* start THE RECORDS *

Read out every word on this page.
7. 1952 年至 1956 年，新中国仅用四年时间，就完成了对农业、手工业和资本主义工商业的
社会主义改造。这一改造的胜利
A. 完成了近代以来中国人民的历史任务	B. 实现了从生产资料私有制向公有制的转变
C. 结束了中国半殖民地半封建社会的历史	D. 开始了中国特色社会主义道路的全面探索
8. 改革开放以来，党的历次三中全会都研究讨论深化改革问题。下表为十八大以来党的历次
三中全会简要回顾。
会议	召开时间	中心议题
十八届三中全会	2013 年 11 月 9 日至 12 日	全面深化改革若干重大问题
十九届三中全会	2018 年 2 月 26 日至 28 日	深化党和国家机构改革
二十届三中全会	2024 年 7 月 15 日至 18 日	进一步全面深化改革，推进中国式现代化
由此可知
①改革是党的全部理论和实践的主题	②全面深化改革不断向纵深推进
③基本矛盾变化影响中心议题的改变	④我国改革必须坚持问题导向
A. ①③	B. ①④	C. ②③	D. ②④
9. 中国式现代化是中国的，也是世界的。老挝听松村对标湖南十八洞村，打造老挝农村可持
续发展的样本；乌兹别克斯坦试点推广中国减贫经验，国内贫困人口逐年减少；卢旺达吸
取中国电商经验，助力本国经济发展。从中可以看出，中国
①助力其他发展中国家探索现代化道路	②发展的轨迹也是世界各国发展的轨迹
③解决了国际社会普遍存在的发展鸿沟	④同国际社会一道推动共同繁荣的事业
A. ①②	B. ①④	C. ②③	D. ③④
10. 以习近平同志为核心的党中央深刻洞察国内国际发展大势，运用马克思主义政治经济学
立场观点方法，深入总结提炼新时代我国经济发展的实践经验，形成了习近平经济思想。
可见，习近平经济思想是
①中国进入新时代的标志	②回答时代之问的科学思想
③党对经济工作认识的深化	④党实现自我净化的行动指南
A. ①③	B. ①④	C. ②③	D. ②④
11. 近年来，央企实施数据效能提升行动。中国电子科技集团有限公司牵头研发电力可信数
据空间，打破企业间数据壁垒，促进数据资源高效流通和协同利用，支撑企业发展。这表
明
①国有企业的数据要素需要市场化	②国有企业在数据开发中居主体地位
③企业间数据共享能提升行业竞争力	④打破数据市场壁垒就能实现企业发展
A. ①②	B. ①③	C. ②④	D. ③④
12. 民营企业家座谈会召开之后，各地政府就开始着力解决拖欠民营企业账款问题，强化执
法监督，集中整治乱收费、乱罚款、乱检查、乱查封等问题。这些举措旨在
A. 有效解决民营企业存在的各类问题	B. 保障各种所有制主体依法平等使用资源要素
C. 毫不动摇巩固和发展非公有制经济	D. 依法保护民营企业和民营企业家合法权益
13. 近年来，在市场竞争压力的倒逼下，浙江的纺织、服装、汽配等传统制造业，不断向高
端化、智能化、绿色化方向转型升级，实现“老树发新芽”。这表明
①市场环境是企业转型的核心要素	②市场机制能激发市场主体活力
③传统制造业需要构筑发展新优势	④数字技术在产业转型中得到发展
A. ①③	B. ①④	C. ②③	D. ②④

* end THE RECORDS *

- _EXERCISE TASK_
Take the data above and return it exactly.

- _ANSWER FOR THIS EXERCISE_
Read out every word on this page.
7. 1952 年至 1956 年，新中国仅用四年时间，就完成了对农业、手工业和资本主义工商业的
社会主义改造。这一改造的胜利
A. 完成了近代以来中国人民的历史任务	B. 实现了从生产资料私有制向公有制的转变
C. 结束了中国半殖民地半封建社会的历史	D. 开始了中国特色社会主义道路的全面探索
8. 改革开放以来，党的历次三中全会都研究讨论深化改革问题。下表为十八大以来党的历次
三中全会简要回顾。
会议	召开时间	中心议题
十八届三中全会	2013 年 11 月 9 日至 12 日	全面深化改革若干重大问题
十九届三中全会	2018 年 2 月 26 日至 28 日	深化党和国家机构改革
二十届三中全会	2024 年 7 月 15 日至 18 日	进一步全面深化改革，推进中国式现代化
由此可知
①改革是党的全部理论和实践的主题	②全面深化改革不断向纵深推进
③基本矛盾变化影响中心议题的改变	④我国改革必须坚持问题导向
A. ①③	B. ①④	C. ②③	D. ②④
9. 中国式现代化是中国的，也是世界的。老挝听松村对标湖南十八洞村，打造老挝农村可持
续发展的样本；乌兹别克斯坦试点推广中国减贫经验，国内贫困人口逐年减少；卢旺达吸
取中国电商经验，助力本国经济发展。从中可以看出，中国
①助力其他发展中国家探索现代化道路	②发展的轨迹也是世界各国发展的轨迹
③解决了国际社会普遍存在的发展鸿沟	④同国际社会一道推动共同繁荣的事业
A. ①②	B. ①④	C. ②③	D. ③④
10. 以习近平同志为核心的党中央深刻洞察国内国际发展大势，运用马克思主义政治经济学
立场观点方法，深入总结提炼新时代我国经济发展的实践经验，形成了习近平经济思想。
可见，习近平经济思想是
①中国进入新时代的标志	②回答时代之问的科学思想
③党对经济工作认识的深化	④党实现自我净化的行动指南
A. ①③	B. ①④	C. ②③	D. ②④
11. 近年来，央企实施数据效能提升行动。中国电子科技集团有限公司牵头研发电力可信数
据空间，打破企业间数据壁垒，促进数据资源高效流通和协同利用，支撑企业发展。这表
明
①国有企业的数据要素需要市场化	②国有企业在数据开发中居主体地位
③企业间数据共享能提升行业竞争力	④打破数据市场壁垒就能实现企业发展
A. ①②	B. ①③	C. ②④	D. ③④
12. 民营企业家座谈会召开之后，各地政府就开始着力解决拖欠民营企业账款问题，强化执
法监督，集中整治乱收费、乱罚款、乱检查、乱查封等问题。这些举措旨在
A. 有效解决民营企业存在的各类问题	B. 保障各种所有制主体依法平等使用资源要素
C. 毫不动摇巩固和发展非公有制经济	D. 依法保护民营企业和民营企业家合法权益
13. 近年来，在市场竞争压力的倒逼下，浙江的纺织、服装、汽配等传统制造业，不断向高
端化、智能化、绿色化方向转型升级，实现“老树发新芽”。这表明
①市场环境是企业转型的核心要素	②市场机制能激发市场主体活力
③传统制造业需要构筑发展新优势	④数字技术在产业转型中得到发展
A. ①③	B. ①④	C. ②③	D. ②④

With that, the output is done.